[Required task] Write down every entry below once more, exactly.
## Begin
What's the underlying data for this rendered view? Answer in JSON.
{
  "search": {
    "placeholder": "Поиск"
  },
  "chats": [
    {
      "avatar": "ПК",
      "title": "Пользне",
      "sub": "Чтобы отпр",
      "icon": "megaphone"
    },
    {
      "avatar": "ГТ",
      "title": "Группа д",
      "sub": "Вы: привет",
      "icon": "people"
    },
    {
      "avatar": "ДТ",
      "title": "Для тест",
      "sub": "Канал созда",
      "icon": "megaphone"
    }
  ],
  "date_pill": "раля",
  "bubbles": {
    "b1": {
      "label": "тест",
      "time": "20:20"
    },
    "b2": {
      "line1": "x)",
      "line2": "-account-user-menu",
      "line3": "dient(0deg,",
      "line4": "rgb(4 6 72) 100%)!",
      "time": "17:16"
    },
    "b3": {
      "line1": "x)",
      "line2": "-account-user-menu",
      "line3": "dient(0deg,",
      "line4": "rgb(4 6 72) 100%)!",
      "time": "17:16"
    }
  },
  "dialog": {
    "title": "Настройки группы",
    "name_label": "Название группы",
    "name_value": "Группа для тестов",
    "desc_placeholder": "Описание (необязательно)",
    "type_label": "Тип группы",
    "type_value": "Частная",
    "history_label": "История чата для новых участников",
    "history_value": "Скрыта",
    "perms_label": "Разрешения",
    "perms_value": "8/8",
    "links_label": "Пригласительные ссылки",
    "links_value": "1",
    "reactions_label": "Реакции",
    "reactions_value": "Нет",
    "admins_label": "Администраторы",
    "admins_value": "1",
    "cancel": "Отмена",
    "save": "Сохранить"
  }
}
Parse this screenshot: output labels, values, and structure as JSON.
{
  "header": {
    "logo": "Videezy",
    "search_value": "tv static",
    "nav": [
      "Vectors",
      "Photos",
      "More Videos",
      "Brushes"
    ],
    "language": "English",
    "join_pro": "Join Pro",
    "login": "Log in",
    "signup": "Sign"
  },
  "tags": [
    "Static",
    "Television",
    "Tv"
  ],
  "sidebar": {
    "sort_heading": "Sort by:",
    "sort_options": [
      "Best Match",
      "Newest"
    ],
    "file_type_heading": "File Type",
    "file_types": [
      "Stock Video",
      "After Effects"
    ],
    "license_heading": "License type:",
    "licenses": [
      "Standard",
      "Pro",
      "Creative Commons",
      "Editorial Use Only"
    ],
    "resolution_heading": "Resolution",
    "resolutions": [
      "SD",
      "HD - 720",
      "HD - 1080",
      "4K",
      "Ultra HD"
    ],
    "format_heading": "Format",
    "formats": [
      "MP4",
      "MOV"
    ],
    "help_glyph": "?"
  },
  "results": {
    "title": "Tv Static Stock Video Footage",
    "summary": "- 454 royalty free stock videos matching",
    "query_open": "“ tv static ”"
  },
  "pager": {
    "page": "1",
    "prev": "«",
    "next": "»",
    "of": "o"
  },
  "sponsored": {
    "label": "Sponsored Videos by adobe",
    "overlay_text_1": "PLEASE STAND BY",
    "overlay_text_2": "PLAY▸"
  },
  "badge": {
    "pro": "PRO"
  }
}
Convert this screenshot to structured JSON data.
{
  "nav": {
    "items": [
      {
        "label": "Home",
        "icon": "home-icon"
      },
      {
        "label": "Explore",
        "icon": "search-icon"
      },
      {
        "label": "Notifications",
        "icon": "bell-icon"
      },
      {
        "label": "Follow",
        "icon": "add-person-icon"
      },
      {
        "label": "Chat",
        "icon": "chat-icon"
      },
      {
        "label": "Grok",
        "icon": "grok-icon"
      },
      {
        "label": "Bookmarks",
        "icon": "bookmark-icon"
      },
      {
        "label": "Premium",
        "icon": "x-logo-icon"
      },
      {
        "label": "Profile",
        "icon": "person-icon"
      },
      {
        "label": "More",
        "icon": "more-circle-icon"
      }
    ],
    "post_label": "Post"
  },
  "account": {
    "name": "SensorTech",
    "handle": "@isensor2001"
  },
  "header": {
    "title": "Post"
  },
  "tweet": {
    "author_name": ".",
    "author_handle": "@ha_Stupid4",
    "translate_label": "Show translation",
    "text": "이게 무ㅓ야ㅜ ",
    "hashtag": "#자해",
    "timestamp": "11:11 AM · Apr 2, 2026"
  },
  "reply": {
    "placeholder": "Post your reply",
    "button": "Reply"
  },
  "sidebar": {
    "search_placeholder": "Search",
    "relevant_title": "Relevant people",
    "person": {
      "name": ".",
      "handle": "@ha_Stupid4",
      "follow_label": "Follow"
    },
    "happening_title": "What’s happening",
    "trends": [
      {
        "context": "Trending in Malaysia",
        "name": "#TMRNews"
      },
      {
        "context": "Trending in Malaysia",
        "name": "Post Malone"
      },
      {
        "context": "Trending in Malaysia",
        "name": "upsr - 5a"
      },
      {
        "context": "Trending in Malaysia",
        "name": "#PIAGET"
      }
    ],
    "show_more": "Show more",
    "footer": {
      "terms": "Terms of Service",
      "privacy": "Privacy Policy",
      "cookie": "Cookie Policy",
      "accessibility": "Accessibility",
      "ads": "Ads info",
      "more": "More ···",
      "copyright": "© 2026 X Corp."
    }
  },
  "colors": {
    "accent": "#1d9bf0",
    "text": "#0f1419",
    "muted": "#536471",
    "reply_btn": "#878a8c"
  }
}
## End
[The result]
What's the underlying data for this rendered view? Answer in JSON.
{
  "search": {
    "placeholder": "Поиск"
  },
  "chats": [
    {
      "avatar": "ПК",
      "title": "Пользне",
      "sub": "Чтобы отпр",
      "icon": "megaphone"
    },
    {
      "avatar": "ГТ",
      "title": "Группа д",
      "sub": "Вы: привет",
      "icon": "people"
    },
    {
      "avatar": "ДТ",
      "title": "Для тест",
      "sub": "Канал созда",
      "icon": "megaphone"
    }
  ],
  "date_pill": "раля",
  "bubbles": {
    "b1": {
      "label": "тест",
      "time": "20:20"
    },
    "b2": {
      "line1": "x)",
      "line2": "-account-user-menu",
      "line3": "dient(0deg,",
      "line4": "rgb(4 6 72) 100%)!",
      "time": "17:16"
    },
    "b3": {
      "line1": "x)",
      "line2": "-account-user-menu",
      "line3": "dient(0deg,",
      "line4": "rgb(4 6 72) 100%)!",
      "time": "17:16"
    }
  },
  "dialog": {
    "title": "Настройки группы",
    "name_label": "Название группы",
    "name_value": "Группа для тестов",
    "desc_placeholder": "Описание (необязательно)",
    "type_label": "Тип группы",
    "type_value": "Частная",
    "history_label": "История чата для новых участников",
    "history_value": "Скрыта",
    "perms_label": "Разрешения",
    "perms_value": "8/8",
    "links_label": "Пригласительные ссылки",
    "links_value": "1",
    "reactions_label": "Реакции",
    "reactions_value": "Нет",
    "admins_label": "Администраторы",
    "admins_value": "1",
    "cancel": "Отмена",
    "save": "Сохранить"
  }
}
Parse this screenshot: output labels, values, and structure as JSON.
{
  "header": {
    "logo": "Videezy",
    "search_value": "tv static",
    "nav": [
      "Vectors",
      "Photos",
      "More Videos",
      "Brushes"
    ],
    "language": "English",
    "join_pro": "Join Pro",
    "login": "Log in",
    "signup": "Sign"
  },
  "tags": [
    "Static",
    "Television",
    "Tv"
  ],
  "sidebar": {
    "sort_heading": "Sort by:",
    "sort_options": [
      "Best Match",
      "Newest"
    ],
    "file_type_heading": "File Type",
    "file_types": [
      "Stock Video",
      "After Effects"
    ],
    "license_heading": "License type:",
    "licenses": [
      "Standard",
      "Pro",
      "Creative Commons",
      "Editorial Use Only"
    ],
    "resolution_heading": "Resolution",
    "resolutions": [
      "SD",
      "HD - 720",
      "HD - 1080",
      "4K",
      "Ultra HD"
    ],
    "format_heading": "Format",
    "formats": [
      "MP4",
      "MOV"
    ],
    "help_glyph": "?"
  },
  "results": {
    "title": "Tv Static Stock Video Footage",
    "summary": "- 454 royalty free stock videos matching",
    "query_open": "“ tv static ”"
  },
  "pager": {
    "page": "1",
    "prev": "«",
    "next": "»",
    "of": "o"
  },
  "sponsored": {
    "label": "Sponsored Videos by adobe",
    "overlay_text_1": "PLEASE STAND BY",
    "overlay_text_2": "PLAY▸"
  },
  "badge": {
    "pro": "PRO"
  }
}
Convert this screenshot to structured JSON data.
{
  "nav": {
    "items": [
      {
        "label": "Home",
        "icon": "home-icon"
      },
      {
        "label": "Explore",
        "icon": "search-icon"
      },
      {
        "label": "Notifications",
        "icon": "bell-icon"
      },
      {
        "label": "Follow",
        "icon": "add-person-icon"
      },
      {
        "label": "Chat",
        "icon": "chat-icon"
      },
      {
        "label": "Grok",
        "icon": "grok-icon"
      },
      {
        "label": "Bookmarks",
        "icon": "bookmark-icon"
      },
      {
        "label": "Premium",
        "icon": "x-logo-icon"
      },
      {
        "label": "Profile",
        "icon": "person-icon"
      },
      {
        "label": "More",
        "icon": "more-circle-icon"
      }
    ],
    "post_label": "Post"
  },
  "account": {
    "name": "SensorTech",
    "handle": "@isensor2001"
  },
  "header": {
    "title": "Post"
  },
  "tweet": {
    "author_name": ".",
    "author_handle": "@ha_Stupid4",
    "translate_label": "Show translation",
    "text": "이게 무ㅓ야ㅜ ",
    "hashtag": "#자해",
    "timestamp": "11:11 AM · Apr 2, 2026"
  },
  "reply": {
    "placeholder": "Post your reply",
    "button": "Reply"
  },
  "sidebar": {
    "search_placeholder": "Search",
    "relevant_title": "Relevant people",
    "person": {
      "name": ".",
      "handle": "@ha_Stupid4",
      "follow_label": "Follow"
    },
    "happening_title": "What’s happening",
    "trends": [
      {
        "context": "Trending in Malaysia",
        "name": "#TMRNews"
      },
      {
        "context": "Trending in Malaysia",
        "name": "Post Malone"
      },
      {
        "context": "Trending in Malaysia",
        "name": "upsr - 5a"
      },
      {
        "context": "Trending in Malaysia",
        "name": "#PIAGET"
      }
    ],
    "show_more": "Show more",
    "footer": {
      "terms": "Terms of Service",
      "privacy": "Privacy Policy",
      "cookie": "Cookie Policy",
      "accessibility": "Accessibility",
      "ads": "Ads info",
      "more": "More ···",
      "copyright": "© 2026 X Corp."
    }
  },
  "colors": {
    "accent": "#1d9bf0",
    "text": "#0f1419",
    "muted": "#536471",
    "reply_btn": "#878a8c"
  }
}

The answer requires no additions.